Hex Pattern Rules — For Binary Data

rule Detect_Shellcode_NOP_Sled
{
    strings:
        $nop_sled = { 90 90 90 90 90 }
    condition:
        $nop_sled
}

Hex fields explained:

  • { 90 90 90 90 90 } — five consecutive NOP (0x90) instructions
  • Wildcards: { 90 ?? E8 ?? 00 00 }?? matches any byte

PE Header Rules — For Windows Executables

rule Detect_Suspicious_PE_Section
{
    strings:
        $section_name = ".text" fullword  (normal code section name)
    condition:
        pe.number_of_sections > 10  (normal PE has < 10 sections)
}

PE-specific keywords:

KeywordWhat It ChecksSuspicious Value
pe.number_of_sectionsCount of PE sections> 10 (packed malware may add sections)
pe.sections[0].nameName of first sectionEmpty, UPX0, .xyz (packed/packed)
pe.entry_pointOffset of the entry pointOutside .text section = packer or injected code
pe.exports("DllRegisterServer")Exported function namesMissing expected exports in a legitimate binary
pe.imphash()Import hash (all imported functions)Compare against known-good importhash
pe.is_dll()Is it a DLL?A DLL in a temp directory
pe.is_64bit()64-bit build32-bit binary with a 64-bit compile timestamp

Example — detect UPX-packed files:

rule Detect_UPX_Packed
{
    strings:
        $upx1 = "UPX!"  (UPX signature)

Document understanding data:
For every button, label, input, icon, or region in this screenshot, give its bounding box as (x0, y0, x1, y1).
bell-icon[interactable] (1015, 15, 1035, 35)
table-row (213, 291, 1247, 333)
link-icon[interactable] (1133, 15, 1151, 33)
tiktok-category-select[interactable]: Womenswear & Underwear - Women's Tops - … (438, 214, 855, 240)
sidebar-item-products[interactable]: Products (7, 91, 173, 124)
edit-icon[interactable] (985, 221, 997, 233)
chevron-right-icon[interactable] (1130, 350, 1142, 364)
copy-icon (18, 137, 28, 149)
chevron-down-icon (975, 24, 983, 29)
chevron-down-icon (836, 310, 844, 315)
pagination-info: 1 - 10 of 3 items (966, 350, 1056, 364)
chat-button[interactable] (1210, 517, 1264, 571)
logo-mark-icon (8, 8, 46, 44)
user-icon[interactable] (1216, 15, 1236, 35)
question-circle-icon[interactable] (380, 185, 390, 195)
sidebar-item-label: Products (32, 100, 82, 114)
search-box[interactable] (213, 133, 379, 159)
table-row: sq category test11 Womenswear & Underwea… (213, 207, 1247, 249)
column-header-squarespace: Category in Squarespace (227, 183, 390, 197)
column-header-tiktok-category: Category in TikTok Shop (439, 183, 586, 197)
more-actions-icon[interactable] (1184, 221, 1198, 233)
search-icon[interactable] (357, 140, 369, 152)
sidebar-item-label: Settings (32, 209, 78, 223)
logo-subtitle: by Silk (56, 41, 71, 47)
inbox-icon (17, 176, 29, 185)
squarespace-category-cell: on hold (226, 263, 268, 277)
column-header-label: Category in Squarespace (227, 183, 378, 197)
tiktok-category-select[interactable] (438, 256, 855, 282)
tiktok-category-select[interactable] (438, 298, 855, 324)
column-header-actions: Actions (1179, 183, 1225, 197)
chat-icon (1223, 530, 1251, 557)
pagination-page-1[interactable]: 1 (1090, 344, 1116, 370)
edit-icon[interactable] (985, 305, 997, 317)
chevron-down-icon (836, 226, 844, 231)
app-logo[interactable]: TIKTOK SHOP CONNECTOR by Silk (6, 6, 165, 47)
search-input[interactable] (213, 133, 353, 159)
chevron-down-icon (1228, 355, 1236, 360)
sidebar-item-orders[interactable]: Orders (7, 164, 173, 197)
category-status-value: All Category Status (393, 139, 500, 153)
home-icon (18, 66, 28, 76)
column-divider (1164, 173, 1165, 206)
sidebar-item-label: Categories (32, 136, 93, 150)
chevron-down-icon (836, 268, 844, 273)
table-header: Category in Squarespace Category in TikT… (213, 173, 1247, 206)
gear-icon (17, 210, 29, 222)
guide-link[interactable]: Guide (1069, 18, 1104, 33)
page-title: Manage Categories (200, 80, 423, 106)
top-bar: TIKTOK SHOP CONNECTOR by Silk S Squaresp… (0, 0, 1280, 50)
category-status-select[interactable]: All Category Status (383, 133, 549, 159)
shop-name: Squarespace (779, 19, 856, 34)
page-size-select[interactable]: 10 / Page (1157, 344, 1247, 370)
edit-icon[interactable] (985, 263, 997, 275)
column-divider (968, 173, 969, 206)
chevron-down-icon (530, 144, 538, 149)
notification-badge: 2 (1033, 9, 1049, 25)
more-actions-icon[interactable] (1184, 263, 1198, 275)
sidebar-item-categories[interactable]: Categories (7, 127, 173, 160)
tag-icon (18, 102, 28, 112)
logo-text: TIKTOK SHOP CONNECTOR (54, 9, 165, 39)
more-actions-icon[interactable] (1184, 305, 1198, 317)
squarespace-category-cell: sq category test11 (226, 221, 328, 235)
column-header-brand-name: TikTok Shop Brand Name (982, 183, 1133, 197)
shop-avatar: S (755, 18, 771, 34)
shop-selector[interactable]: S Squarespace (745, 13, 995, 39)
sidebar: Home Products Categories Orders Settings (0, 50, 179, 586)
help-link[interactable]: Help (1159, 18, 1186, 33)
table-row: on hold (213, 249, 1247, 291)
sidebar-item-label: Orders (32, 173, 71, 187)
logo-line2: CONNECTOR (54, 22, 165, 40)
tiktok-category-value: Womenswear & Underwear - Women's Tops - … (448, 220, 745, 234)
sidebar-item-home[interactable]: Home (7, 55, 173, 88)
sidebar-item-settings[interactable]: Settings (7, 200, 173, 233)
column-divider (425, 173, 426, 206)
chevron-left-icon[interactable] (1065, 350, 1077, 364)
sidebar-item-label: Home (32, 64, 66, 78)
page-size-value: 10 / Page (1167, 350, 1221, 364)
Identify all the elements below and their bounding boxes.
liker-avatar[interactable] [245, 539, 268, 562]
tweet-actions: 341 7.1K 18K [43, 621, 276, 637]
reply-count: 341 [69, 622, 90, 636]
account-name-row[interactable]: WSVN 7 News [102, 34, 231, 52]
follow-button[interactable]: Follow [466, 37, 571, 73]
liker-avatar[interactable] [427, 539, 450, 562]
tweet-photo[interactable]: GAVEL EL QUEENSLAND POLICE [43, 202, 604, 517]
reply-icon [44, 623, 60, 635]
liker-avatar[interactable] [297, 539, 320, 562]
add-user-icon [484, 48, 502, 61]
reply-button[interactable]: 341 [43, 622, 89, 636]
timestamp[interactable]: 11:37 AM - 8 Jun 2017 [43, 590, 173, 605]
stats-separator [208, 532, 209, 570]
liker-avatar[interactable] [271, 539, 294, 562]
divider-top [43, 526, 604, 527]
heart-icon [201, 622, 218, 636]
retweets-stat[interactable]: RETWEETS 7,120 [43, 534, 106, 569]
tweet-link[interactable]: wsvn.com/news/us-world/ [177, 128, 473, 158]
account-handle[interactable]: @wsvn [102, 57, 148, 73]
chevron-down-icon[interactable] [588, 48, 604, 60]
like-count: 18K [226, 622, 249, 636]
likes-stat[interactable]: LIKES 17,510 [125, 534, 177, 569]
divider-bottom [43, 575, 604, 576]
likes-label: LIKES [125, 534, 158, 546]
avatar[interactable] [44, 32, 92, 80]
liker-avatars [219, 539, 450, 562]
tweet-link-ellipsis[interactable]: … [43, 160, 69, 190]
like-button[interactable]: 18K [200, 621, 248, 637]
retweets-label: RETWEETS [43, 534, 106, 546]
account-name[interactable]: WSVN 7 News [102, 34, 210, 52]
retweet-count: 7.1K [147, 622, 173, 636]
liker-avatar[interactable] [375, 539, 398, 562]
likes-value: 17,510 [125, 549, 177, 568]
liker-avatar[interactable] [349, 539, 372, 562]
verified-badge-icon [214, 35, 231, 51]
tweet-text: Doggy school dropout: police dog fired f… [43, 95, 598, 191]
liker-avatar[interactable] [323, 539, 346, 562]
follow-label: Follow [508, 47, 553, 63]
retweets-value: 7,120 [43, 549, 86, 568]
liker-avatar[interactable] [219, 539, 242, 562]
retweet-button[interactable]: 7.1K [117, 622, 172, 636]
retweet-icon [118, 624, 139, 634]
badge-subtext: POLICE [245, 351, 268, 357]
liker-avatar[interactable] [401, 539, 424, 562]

WHAT IS NEEDED: Write the next part of the text on hex pattern and PE header rules, starting right after its last line.

RESULT OF THE EXERCISE:
        $upx2 = "UPX0"  (UPX section name)
    condition:
        $upx1 or $upx2
}

Regex Rules — For Pattern Variation

rule Detect_PowerShell_EncodedCommand
{
    strings:
        $re1 = /-EncodedCommand\s+[A-Za-z0-9+\/=]{20,}/
    condition:
        $re1 and pe.is_dll() == false (likely malware, not a script)
}

When to use regex: The string has variable content (e.g., a base64 payload of any length) or a structured pattern (URL, IP address, email). Regex is slower than plain string matching — use sparingly.


Advanced Conditions

ConditionWhat It DoesExample
all of themALL strings must matchcondition: all of them
#s1 > 55 or more occurrences of string $s1condition: #s1 > 5
@s1 < 1000The first occurrence of $s1 is before offset 1000condition: @s1 < 1000
for any i in (1..#s1): ($s1[i] != $s2[i])Each occurrence of $s1 must NOT match $s2Advanced — ensures two different patterns are present
$s1 at 0String appears at offset 0condition: $s1 at 0 (magic bytes)
pe.timestamp > 1672531200PE compile timestamp after Jan 1, 2023condition: pe.timestamp > 1672531200

Hunting Workflow — Using YARA in the SOC

Step 1 — Define the Hypothesis

Before writing any rule, answer: What am I looking for, and where? Integrate with MISP to auto-generate YARA rules from threat intelligence events.

Use CaseHypothesisRule Type
Threat intel IoCs”We received intel that Sample.A uses unique strings in its binary”String match (specific to this sample)
Malware family hunting”LockBit ransomware contains the string lockbit in its command-line output”File-level string match
LOLBin abuse”We want to find all files that decode base64 and execute PowerShell”Path + string match
Process injection”Find processes with executable memory regions containing MZ headers”Memory scan

Step 2 — Write the Rule

Use the rule structure above. Test on known samples first (VirusTotal, Joe Sandbox samples).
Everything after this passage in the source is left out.